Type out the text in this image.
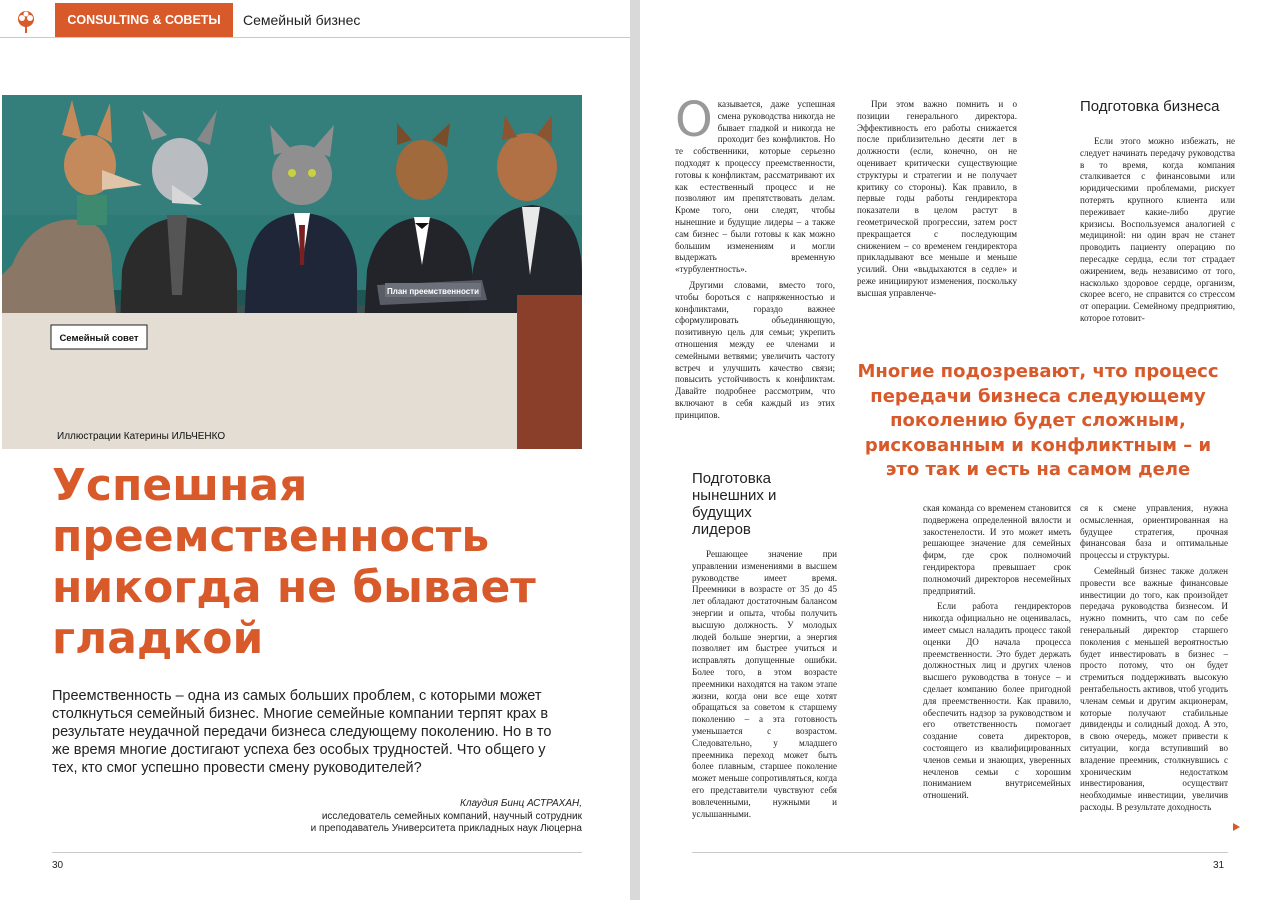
CONSULTING & СОВЕТЫ	Семейный бизнес
План преемственности
Семейный совет
Иллюстрации Катерины ИЛЬЧЕНКО
Успешная преемственность никогда не бывает гладкой
Преемственность – одна из самых больших проблем, с которыми может столкнуться семейный бизнес. Многие семейные компании терпят крах в результате неудачной передачи бизнеса следующему поколению. Но в то же время многие достигают успеха без особых трудностей. Что общего у тех, кто смог успешно провести смену руководителей?
Клаудия Бинц АСТРАХАН,
исследователь семейных компаний, научный сотрудник
и преподаватель Университета прикладных наук Люцерна
30

Оказывается, даже успешная смена руководства никогда не бывает гладкой и никогда не проходит без конфликтов. Но те собственники, которые серьезно подходят к процессу преемственности, готовы к конфликтам, рассматривают их как естественный процесс и не позволяют им препятствовать делам. Кроме того, они следят, чтобы нынешние и будущие лидеры – а также сам бизнес – были готовы к как можно большим изменениям и могли выдержать временную «турбулентность».

Другими словами, вместо того, чтобы бороться с напряженностью и конфликтами, гораздо важнее сформулировать объединяющую, позитивную цель для семьи; укрепить отношения между ее членами и семейными ветвями; увеличить частоту встреч и улучшить качество связи; повысить устойчивость к конфликтам. Давайте подробнее рассмотрим, что включают в себя каждый из этих принципов.

При этом важно помнить и о позиции генерального директора. Эффективность его работы снижается после приблизительно десяти лет в должности (если, конечно, он не оценивает критически существующие структуры и стратегии и не получает критику со стороны). Как правило, в первые годы работы гендиректора показатели в целом растут в геометрической прогрессии, затем рост прекращается с последующим снижением – со временем гендиректора прикладывают все меньше и меньше усилий. Они «выдыхаются в седле» и реже инициируют изменения, поскольку высшая управленче-

Подготовка бизнеса

Если этого можно избежать, не следует начинать передачу руководства в то время, когда компания сталкивается с финансовыми или юридическими проблемами, рискует потерять крупного клиента или переживает какие-либо другие кризисы. Воспользуемся аналогией с медициной: ни один врач не станет проводить пациенту операцию по пересадке сердца, если тот страдает ожирением, ведь независимо от того, насколько здоровое сердце, организм, скорее всего, не справится со стрессом от операции. Семейному предприятию, которое готовит-

Многие подозревают, что процесс передачи бизнеса следующему поколению будет сложным, рискованным и конфликтным – и это так и есть на самом деле
Подготовка нынешних и будущих лидеров

Решающее значение при управлении изменениями в высшем руководстве имеет время. Преемники в возрасте от 35 до 45 лет обладают достаточным балансом энергии и опыта, чтобы получить высшую должность. У молодых людей больше энергии, а энергия позволяет им быстрее учиться и исправлять допущенные ошибки. Более того, в этом возрасте преемники находятся на таком этапе жизни, когда они все еще хотят обращаться за советом к старшему поколению – а эта готовность уменьшается с возрастом. Следовательно, у младшего преемника переход может быть более плавным, старшее поколение может меньше сопротивляться, когда его представители чувствуют себя вовлеченными, нужными и услышанными.

ская команда со временем становится подвержена определенной вялости и закостенелости. И это может иметь решающее значение для семейных фирм, где срок полномочий гендиректора превышает срок полномочий директоров несемейных предприятий.

Если работа гендиректоров никогда официально не оценивалась, имеет смысл наладить процесс такой оценки ДО начала процесса преемственности. Это будет держать должностных лиц и других членов высшего руководства в тонусе – и сделает компанию более пригодной для преемственности. Как правило, обеспечить надзор за руководством и его ответственность помогает создание совета директоров, состоящего из квалифицированных членов семьи и знающих, уверенных нечленов семьи с хорошим пониманием внутрисемейных отношений.

ся к смене управления, нужна осмысленная, ориентированная на будущее стратегия, прочная финансовая база и оптимальные процессы и структуры.

Семейный бизнес также должен провести все важные финансовые инвестиции до того, как произойдет передача руководства бизнесом. И нужно помнить, что сам по себе генеральный директор старшего поколения с меньшей вероятностью будет инвестировать в бизнес – просто потому, что он будет стремиться поддерживать высокую рентабельность активов, чтоб угодить членам семьи и другим акционерам, которые получают стабильные дивиденды и солидный доход. А это, в свою очередь, может привести к ситуации, когда вступивший во владение преемник, столкнувшись с хроническим недостатком инвестирования, осуществит необходимые инвестиции, увеличив расходы. В результате доходность

31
------------------------------
**TASK DESCRIPTION:**
Extract the entries in full, exactly as they are, minus the pictures.

**OUTPUT OF THE TASK:**
Type out the text in this image.
CONSULTING & СОВЕТЫ	Семейный бизнес
План преемственности
Семейный совет
Иллюстрации Катерины ИЛЬЧЕНКО
Успешная преемственность никогда не бывает гладкой
Преемственность – одна из самых больших проблем, с которыми может столкнуться семейный бизнес. Многие семейные компании терпят крах в результате неудачной передачи бизнеса следующему поколению. Но в то же время многие достигают успеха без особых трудностей. Что общего у тех, кто смог успешно провести смену руководителей?
Клаудия Бинц АСТРАХАН,
исследователь семейных компаний, научный сотрудник
и преподаватель Университета прикладных наук Люцерна
30

Оказывается, даже успешная смена руководства никогда не бывает гладкой и никогда не проходит без конфликтов. Но те собственники, которые серьезно подходят к процессу преемственности, готовы к конфликтам, рассматривают их как естественный процесс и не позволяют им препятствовать делам. Кроме того, они следят, чтобы нынешние и будущие лидеры – а также сам бизнес – были готовы к как можно большим изменениям и могли выдержать временную «турбулентность».

Другими словами, вместо того, чтобы бороться с напряженностью и конфликтами, гораздо важнее сформулировать объединяющую, позитивную цель для семьи; укрепить отношения между ее членами и семейными ветвями; увеличить частоту встреч и улучшить качество связи; повысить устойчивость к конфликтам. Давайте подробнее рассмотрим, что включают в себя каждый из этих принципов.

При этом важно помнить и о позиции генерального директора. Эффективность его работы снижается после приблизительно десяти лет в должности (если, конечно, он не оценивает критически существующие структуры и стратегии и не получает критику со стороны). Как правило, в первые годы работы гендиректора показатели в целом растут в геометрической прогрессии, затем рост прекращается с последующим снижением – со временем гендиректора прикладывают все меньше и меньше усилий. Они «выдыхаются в седле» и реже инициируют изменения, поскольку высшая управленче-

Подготовка бизнеса

Если этого можно избежать, не следует начинать передачу руководства в то время, когда компания сталкивается с финансовыми или юридическими проблемами, рискует потерять крупного клиента или переживает какие-либо другие кризисы. Воспользуемся аналогией с медициной: ни один врач не станет проводить пациенту операцию по пересадке сердца, если тот страдает ожирением, ведь независимо от того, насколько здоровое сердце, организм, скорее всего, не справится со стрессом от операции. Семейному предприятию, которое готовит-

Многие подозревают, что процесс передачи бизнеса следующему поколению будет сложным, рискованным и конфликтным – и это так и есть на самом деле
Подготовка нынешних и будущих лидеров

Решающее значение при управлении изменениями в высшем руководстве имеет время. Преемники в возрасте от 35 до 45 лет обладают достаточным балансом энергии и опыта, чтобы получить высшую должность. У молодых людей больше энергии, а энергия позволяет им быстрее учиться и исправлять допущенные ошибки. Более того, в этом возрасте преемники находятся на таком этапе жизни, когда они все еще хотят обращаться за советом к старшему поколению – а эта готовность уменьшается с возрастом. Следовательно, у младшего преемника переход может быть более плавным, старшее поколение может меньше сопротивляться, когда его представители чувствуют себя вовлеченными, нужными и услышанными.

ская команда со временем становится подвержена определенной вялости и закостенелости. И это может иметь решающее значение для семейных фирм, где срок полномочий гендиректора превышает срок полномочий директоров несемейных предприятий.

Если работа гендиректоров никогда официально не оценивалась, имеет смысл наладить процесс такой оценки ДО начала процесса преемственности. Это будет держать должностных лиц и других членов высшего руководства в тонусе – и сделает компанию более пригодной для преемственности. Как правило, обеспечить надзор за руководством и его ответственность помогает создание совета директоров, состоящего из квалифицированных членов семьи и знающих, уверенных нечленов семьи с хорошим пониманием внутрисемейных отношений.

ся к смене управления, нужна осмысленная, ориентированная на будущее стратегия, прочная финансовая база и оптимальные процессы и структуры.

Семейный бизнес также должен провести все важные финансовые инвестиции до того, как произойдет передача руководства бизнесом. И нужно помнить, что сам по себе генеральный директор старшего поколения с меньшей вероятностью будет инвестировать в бизнес – просто потому, что он будет стремиться поддерживать высокую рентабельность активов, чтоб угодить членам семьи и другим акционерам, которые получают стабильные дивиденды и солидный доход. А это, в свою очередь, может привести к ситуации, когда вступивший во владение преемник, столкнувшись с хроническим недостатком инвестирования, осуществит необходимые инвестиции, увеличив расходы. В результате доходность

31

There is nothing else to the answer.